### Data to use ###

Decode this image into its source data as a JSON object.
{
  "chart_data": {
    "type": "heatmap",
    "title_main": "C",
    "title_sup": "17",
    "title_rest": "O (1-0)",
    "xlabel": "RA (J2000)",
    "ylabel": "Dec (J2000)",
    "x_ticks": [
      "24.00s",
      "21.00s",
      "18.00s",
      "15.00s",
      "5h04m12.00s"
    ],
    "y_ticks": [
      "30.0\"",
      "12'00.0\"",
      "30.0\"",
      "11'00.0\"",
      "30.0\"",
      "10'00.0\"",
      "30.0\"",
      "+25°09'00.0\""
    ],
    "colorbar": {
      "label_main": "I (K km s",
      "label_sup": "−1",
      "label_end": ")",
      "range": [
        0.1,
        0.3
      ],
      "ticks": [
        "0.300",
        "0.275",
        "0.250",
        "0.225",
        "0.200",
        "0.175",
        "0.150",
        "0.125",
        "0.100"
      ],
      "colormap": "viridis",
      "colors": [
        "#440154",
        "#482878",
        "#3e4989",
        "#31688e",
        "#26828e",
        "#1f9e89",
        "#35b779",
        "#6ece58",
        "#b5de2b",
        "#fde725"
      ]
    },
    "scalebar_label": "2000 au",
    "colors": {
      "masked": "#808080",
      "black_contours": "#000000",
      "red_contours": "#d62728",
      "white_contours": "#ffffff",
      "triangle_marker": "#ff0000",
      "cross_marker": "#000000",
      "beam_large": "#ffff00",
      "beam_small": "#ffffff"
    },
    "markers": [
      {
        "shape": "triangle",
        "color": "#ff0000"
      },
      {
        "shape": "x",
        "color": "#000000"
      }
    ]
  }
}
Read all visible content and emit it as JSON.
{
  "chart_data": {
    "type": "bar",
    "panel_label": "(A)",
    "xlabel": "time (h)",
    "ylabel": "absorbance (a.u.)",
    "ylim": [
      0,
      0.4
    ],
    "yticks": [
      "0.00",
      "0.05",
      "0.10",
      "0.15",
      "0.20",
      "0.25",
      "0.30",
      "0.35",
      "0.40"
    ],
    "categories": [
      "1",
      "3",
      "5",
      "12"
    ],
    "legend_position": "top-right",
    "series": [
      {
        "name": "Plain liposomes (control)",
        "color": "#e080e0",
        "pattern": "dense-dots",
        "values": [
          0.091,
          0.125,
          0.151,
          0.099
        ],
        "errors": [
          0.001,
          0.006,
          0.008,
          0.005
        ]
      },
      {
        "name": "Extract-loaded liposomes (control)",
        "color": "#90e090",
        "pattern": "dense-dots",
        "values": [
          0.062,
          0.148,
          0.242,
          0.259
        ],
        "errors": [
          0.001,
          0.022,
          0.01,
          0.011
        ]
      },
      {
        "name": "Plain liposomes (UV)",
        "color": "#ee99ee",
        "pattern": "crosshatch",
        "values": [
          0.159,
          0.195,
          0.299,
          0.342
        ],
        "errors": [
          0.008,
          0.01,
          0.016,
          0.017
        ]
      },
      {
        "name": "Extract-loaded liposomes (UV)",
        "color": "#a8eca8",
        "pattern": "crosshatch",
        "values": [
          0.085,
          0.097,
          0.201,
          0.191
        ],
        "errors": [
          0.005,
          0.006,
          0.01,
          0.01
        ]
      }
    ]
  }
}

###

■ Request
Give back the whole listing, word for word.

■ Task answer
Decode this image into its source data as a JSON object.
{
  "chart_data": {
    "type": "heatmap",
    "title_main": "C",
    "title_sup": "17",
    "title_rest": "O (1-0)",
    "xlabel": "RA (J2000)",
    "ylabel": "Dec (J2000)",
    "x_ticks": [
      "24.00s",
      "21.00s",
      "18.00s",
      "15.00s",
      "5h04m12.00s"
    ],
    "y_ticks": [
      "30.0\"",
      "12'00.0\"",
      "30.0\"",
      "11'00.0\"",
      "30.0\"",
      "10'00.0\"",
      "30.0\"",
      "+25°09'00.0\""
    ],
    "colorbar": {
      "label_main": "I (K km s",
      "label_sup": "−1",
      "label_end": ")",
      "range": [
        0.1,
        0.3
      ],
      "ticks": [
        "0.300",
        "0.275",
        "0.250",
        "0.225",
        "0.200",
        "0.175",
        "0.150",
        "0.125",
        "0.100"
      ],
      "colormap": "viridis",
      "colors": [
        "#440154",
        "#482878",
        "#3e4989",
        "#31688e",
        "#26828e",
        "#1f9e89",
        "#35b779",
        "#6ece58",
        "#b5de2b",
        "#fde725"
      ]
    },
    "scalebar_label": "2000 au",
    "colors": {
      "masked": "#808080",
      "black_contours": "#000000",
      "red_contours": "#d62728",
      "white_contours": "#ffffff",
      "triangle_marker": "#ff0000",
      "cross_marker": "#000000",
      "beam_large": "#ffff00",
      "beam_small": "#ffffff"
    },
    "markers": [
      {
        "shape": "triangle",
        "color": "#ff0000"
      },
      {
        "shape": "x",
        "color": "#000000"
      }
    ]
  }
}
Read all visible content and emit it as JSON.
{
  "chart_data": {
    "type": "bar",
    "panel_label": "(A)",
    "xlabel": "time (h)",
    "ylabel": "absorbance (a.u.)",
    "ylim": [
      0,
      0.4
    ],
    "yticks": [
      "0.00",
      "0.05",
      "0.10",
      "0.15",
      "0.20",
      "0.25",
      "0.30",
      "0.35",
      "0.40"
    ],
    "categories": [
      "1",
      "3",
      "5",
      "12"
    ],
    "legend_position": "top-right",
    "series": [
      {
        "name": "Plain liposomes (control)",
        "color": "#e080e0",
        "pattern": "dense-dots",
        "values": [
          0.091,
          0.125,
          0.151,
          0.099
        ],
        "errors": [
          0.001,
          0.006,
          0.008,
          0.005
        ]
      },
      {
        "name": "Extract-loaded liposomes (control)",
        "color": "#90e090",
        "pattern": "dense-dots",
        "values": [
          0.062,
          0.148,
          0.242,
          0.259
        ],
        "errors": [
          0.001,
          0.022,
          0.01,
          0.011
        ]
      },
      {
        "name": "Plain liposomes (UV)",
        "color": "#ee99ee",
        "pattern": "crosshatch",
        "values": [
          0.159,
          0.195,
          0.299,
          0.342
        ],
        "errors": [
          0.008,
          0.01,
          0.016,
          0.017
        ]
      },
      {
        "name": "Extract-loaded liposomes (UV)",
        "color": "#a8eca8",
        "pattern": "crosshatch",
        "values": [
          0.085,
          0.097,
          0.201,
          0.191
        ],
        "errors": [
          0.005,
          0.006,
          0.01,
          0.01
        ]
      }
    ]
  }
}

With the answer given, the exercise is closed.